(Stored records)
◇ ◇ ◇ ◇ ◇ ◇ ◇

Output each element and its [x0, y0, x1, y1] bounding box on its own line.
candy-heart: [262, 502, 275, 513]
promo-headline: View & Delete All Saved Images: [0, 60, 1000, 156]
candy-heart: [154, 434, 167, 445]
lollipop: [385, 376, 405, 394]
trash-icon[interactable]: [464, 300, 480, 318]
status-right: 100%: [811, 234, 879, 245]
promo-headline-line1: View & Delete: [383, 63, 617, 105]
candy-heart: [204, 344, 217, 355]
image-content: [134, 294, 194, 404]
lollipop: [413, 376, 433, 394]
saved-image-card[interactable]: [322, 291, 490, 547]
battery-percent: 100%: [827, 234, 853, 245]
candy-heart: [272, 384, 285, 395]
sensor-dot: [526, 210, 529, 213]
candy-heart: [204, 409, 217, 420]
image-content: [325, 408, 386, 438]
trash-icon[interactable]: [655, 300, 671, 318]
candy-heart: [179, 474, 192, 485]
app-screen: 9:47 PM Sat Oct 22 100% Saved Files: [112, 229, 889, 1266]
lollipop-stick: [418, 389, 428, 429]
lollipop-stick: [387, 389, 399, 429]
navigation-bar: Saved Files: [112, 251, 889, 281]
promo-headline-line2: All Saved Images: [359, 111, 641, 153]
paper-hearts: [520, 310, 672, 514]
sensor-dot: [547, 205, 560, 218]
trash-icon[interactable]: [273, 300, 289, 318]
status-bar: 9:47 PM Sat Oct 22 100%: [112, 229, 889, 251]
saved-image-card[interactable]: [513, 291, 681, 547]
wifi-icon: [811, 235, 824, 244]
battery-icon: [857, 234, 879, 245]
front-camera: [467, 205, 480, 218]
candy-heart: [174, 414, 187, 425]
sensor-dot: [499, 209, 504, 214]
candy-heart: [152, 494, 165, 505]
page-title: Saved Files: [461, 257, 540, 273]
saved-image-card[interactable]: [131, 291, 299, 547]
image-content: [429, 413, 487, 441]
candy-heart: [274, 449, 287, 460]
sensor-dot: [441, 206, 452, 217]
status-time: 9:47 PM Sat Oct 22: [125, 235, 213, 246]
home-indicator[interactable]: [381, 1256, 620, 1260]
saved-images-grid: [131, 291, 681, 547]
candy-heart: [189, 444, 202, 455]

◇ ◇ ◇ ◇ ◇ ◇ ◇

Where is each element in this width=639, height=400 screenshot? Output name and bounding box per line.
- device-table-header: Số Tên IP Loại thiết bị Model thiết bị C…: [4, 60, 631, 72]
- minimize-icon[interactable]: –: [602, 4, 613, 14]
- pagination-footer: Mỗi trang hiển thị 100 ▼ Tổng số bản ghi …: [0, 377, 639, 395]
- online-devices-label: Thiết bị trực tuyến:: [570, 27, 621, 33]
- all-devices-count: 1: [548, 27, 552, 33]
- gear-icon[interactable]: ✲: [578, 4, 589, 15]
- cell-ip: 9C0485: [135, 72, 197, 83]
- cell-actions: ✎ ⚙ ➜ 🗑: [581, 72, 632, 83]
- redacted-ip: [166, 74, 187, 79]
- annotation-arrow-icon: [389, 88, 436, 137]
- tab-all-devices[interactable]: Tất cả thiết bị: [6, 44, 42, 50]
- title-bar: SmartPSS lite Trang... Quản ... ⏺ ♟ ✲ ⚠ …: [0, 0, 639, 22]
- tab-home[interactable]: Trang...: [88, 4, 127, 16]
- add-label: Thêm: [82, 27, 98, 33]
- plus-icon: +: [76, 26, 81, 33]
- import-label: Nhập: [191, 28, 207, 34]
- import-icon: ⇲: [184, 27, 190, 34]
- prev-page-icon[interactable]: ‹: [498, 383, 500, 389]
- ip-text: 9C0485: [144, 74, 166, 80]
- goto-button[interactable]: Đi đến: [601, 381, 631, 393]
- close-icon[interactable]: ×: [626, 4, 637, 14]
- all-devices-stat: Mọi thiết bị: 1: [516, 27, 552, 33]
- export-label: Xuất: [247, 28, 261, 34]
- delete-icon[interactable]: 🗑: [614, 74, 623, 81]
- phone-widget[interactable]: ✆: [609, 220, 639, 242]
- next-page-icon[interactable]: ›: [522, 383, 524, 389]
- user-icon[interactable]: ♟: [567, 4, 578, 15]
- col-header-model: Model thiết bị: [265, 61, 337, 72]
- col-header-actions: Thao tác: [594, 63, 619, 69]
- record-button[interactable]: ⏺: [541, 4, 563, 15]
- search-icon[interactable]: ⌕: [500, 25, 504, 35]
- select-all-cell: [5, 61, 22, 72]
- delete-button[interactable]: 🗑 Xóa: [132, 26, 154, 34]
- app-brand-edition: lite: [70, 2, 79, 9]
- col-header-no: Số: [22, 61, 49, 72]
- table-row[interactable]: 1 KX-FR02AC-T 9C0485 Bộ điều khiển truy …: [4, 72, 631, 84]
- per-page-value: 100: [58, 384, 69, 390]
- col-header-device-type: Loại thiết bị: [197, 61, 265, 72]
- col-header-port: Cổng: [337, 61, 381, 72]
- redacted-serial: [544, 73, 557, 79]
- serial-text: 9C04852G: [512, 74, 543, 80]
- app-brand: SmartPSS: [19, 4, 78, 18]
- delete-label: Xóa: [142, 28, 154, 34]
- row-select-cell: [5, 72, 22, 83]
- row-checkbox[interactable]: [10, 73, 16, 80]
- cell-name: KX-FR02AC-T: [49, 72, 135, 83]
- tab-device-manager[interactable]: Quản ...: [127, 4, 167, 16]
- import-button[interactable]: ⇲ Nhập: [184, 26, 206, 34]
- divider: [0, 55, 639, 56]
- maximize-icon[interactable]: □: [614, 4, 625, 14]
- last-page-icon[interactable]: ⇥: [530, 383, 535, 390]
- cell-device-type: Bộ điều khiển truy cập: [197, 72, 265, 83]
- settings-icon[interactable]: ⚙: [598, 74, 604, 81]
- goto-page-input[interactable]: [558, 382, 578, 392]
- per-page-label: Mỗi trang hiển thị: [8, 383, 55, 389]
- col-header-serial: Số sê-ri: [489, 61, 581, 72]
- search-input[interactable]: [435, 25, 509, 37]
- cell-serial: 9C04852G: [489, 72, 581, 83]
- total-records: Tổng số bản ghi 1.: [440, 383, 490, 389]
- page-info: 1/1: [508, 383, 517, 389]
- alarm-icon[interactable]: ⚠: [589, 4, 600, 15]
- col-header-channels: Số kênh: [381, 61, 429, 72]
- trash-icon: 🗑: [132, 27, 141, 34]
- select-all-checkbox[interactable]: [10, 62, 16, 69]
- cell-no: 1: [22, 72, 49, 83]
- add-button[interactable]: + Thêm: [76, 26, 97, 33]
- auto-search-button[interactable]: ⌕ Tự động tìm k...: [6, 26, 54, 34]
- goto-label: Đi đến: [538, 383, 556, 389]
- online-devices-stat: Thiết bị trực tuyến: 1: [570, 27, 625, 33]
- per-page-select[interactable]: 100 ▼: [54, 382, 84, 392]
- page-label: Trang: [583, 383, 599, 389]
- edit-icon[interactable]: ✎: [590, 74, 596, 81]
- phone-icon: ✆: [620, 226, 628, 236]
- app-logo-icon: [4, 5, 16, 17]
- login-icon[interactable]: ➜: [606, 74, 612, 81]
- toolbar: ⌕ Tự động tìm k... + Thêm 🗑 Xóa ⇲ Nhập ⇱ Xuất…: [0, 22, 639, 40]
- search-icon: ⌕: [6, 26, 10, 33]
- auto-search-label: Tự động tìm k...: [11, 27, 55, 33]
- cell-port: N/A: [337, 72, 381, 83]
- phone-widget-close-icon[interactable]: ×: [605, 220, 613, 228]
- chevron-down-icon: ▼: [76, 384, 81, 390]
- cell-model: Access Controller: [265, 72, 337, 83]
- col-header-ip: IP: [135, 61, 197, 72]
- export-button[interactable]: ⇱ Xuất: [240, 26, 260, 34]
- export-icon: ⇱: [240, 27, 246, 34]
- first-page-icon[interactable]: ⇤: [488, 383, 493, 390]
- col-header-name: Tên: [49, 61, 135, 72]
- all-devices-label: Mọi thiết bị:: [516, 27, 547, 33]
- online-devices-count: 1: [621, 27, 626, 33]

◇ ◇ ◇ ◇ ◇ ◇ ◇

> **GIVEN PROBLEM**:
Copy out the stretch from the line containing "Output each element" through the line containing "trash-icon[interactable]: [655, 300, 671, 318]", both lines included, keeping every line unchanged.

> **EXERCISE OUTPUT**:
Output each element and its [x0, y0, x1, y1] bounding box on its own line.
candy-heart: [262, 502, 275, 513]
promo-headline: View & Delete All Saved Images: [0, 60, 1000, 156]
candy-heart: [154, 434, 167, 445]
lollipop: [385, 376, 405, 394]
trash-icon[interactable]: [464, 300, 480, 318]
status-right: 100%: [811, 234, 879, 245]
promo-headline-line1: View & Delete: [383, 63, 617, 105]
candy-heart: [204, 344, 217, 355]
image-content: [134, 294, 194, 404]
lollipop: [413, 376, 433, 394]
saved-image-card[interactable]: [322, 291, 490, 547]
battery-percent: 100%: [827, 234, 853, 245]
candy-heart: [272, 384, 285, 395]
sensor-dot: [526, 210, 529, 213]
candy-heart: [204, 409, 217, 420]
image-content: [325, 408, 386, 438]
trash-icon[interactable]: [655, 300, 671, 318]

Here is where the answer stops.